[Records contained in a dataset]
○ ○ ○ ○

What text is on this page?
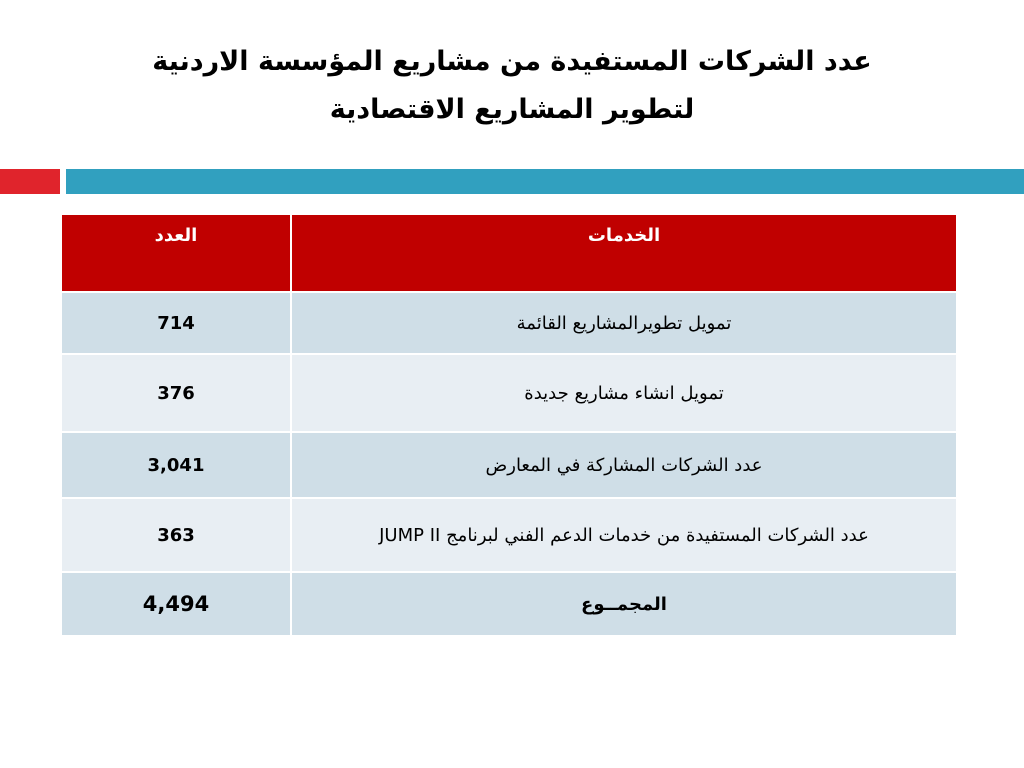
عدد الشركات المستفيدة من مشاريع المؤسسة الاردنية
لتطوير المشاريع الاقتصادية
العدد	الخدمات
714	تمويل تطويرالمشاريع القائمة
376	تمويل انشاء مشاريع جديدة
3,041	عدد الشركات المشاركة في المعارض
363	عدد الشركات المستفيدة من خدمات الدعم الفني لبرنامج JUMP II
4,494	المجمــوع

○ ○ ○ ○

**DIRECTIONS FOR THIS TASK**
Leave the pictures out and write out every entry exactly as given.

**TASK RESPONSE**
What text is on this page?
عدد الشركات المستفيدة من مشاريع المؤسسة الاردنية
لتطوير المشاريع الاقتصادية
العدد	الخدمات
714	تمويل تطويرالمشاريع القائمة
376	تمويل انشاء مشاريع جديدة
3,041	عدد الشركات المشاركة في المعارض
363	عدد الشركات المستفيدة من خدمات الدعم الفني لبرنامج JUMP II
4,494	المجمــوع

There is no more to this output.